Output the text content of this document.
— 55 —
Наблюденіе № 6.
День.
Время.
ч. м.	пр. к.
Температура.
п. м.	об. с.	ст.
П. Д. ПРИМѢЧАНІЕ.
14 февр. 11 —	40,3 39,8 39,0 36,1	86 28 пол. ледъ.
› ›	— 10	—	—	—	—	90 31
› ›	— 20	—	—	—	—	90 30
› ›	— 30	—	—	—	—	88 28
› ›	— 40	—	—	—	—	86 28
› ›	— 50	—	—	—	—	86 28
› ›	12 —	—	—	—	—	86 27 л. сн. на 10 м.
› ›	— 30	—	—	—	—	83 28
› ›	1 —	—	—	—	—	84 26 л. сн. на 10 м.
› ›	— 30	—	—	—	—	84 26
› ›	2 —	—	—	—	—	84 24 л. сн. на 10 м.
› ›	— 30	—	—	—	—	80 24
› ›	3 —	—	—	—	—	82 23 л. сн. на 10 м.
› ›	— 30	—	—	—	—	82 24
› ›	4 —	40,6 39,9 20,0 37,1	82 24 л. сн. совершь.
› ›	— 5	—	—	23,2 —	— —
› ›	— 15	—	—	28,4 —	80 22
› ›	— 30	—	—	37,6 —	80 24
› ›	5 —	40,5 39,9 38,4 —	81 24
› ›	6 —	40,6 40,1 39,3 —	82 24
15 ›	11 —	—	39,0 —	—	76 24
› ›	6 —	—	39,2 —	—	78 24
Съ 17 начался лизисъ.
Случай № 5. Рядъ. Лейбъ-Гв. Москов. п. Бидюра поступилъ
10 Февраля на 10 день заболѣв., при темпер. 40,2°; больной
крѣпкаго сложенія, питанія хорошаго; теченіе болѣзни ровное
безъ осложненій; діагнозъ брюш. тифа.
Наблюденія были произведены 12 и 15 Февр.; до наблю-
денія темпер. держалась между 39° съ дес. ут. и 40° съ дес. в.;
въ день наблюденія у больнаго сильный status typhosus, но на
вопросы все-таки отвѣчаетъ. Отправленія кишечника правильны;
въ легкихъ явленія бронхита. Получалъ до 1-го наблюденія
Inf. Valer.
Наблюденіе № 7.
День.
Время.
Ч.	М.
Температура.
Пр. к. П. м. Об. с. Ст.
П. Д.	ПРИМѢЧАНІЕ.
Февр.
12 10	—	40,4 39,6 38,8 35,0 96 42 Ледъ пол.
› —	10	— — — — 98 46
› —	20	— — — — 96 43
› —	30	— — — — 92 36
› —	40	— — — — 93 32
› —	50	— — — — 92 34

--------

The entries above should be repeated exactly, every one of them.

Output the text content of this document.
— 55 —
Наблюденіе № 6.
День.
Время.
ч. м.	пр. к.
Температура.
п. м.	об. с.	ст.
П. Д. ПРИМѢЧАНІЕ.
14 февр. 11 —	40,3 39,8 39,0 36,1	86 28 пол. ледъ.
› ›	— 10	—	—	—	—	90 31
› ›	— 20	—	—	—	—	90 30
› ›	— 30	—	—	—	—	88 28
› ›	— 40	—	—	—	—	86 28
› ›	— 50	—	—	—	—	86 28
› ›	12 —	—	—	—	—	86 27 л. сн. на 10 м.
› ›	— 30	—	—	—	—	83 28
› ›	1 —	—	—	—	—	84 26 л. сн. на 10 м.
› ›	— 30	—	—	—	—	84 26
› ›	2 —	—	—	—	—	84 24 л. сн. на 10 м.
› ›	— 30	—	—	—	—	80 24
› ›	3 —	—	—	—	—	82 23 л. сн. на 10 м.
› ›	— 30	—	—	—	—	82 24
› ›	4 —	40,6 39,9 20,0 37,1	82 24 л. сн. совершь.
› ›	— 5	—	—	23,2 —	— —
› ›	— 15	—	—	28,4 —	80 22
› ›	— 30	—	—	37,6 —	80 24
› ›	5 —	40,5 39,9 38,4 —	81 24
› ›	6 —	40,6 40,1 39,3 —	82 24
15 ›	11 —	—	39,0 —	—	76 24
› ›	6 —	—	39,2 —	—	78 24
Съ 17 начался лизисъ.
Случай № 5. Рядъ. Лейбъ-Гв. Москов. п. Бидюра поступилъ
10 Февраля на 10 день заболѣв., при темпер. 40,2°; больной
крѣпкаго сложенія, питанія хорошаго; теченіе болѣзни ровное
безъ осложненій; діагнозъ брюш. тифа.
Наблюденія были произведены 12 и 15 Февр.; до наблю-
денія темпер. держалась между 39° съ дес. ут. и 40° съ дес. в.;
въ день наблюденія у больнаго сильный status typhosus, но на
вопросы все-таки отвѣчаетъ. Отправленія кишечника правильны;
въ легкихъ явленія бронхита. Получалъ до 1-го наблюденія
Inf. Valer.
Наблюденіе № 7.
День.
Время.
Ч.	М.
Температура.
Пр. к. П. м. Об. с. Ст.
П. Д.	ПРИМѢЧАНІЕ.
Февр.
12 10	—	40,4 39,6 38,8 35,0 96 42 Ледъ пол.
› —	10	— — — — 98 46
› —	20	— — — — 96 43
› —	30	— — — — 92 36
› —	40	— — — — 93 32
› —	50	— — — — 92 34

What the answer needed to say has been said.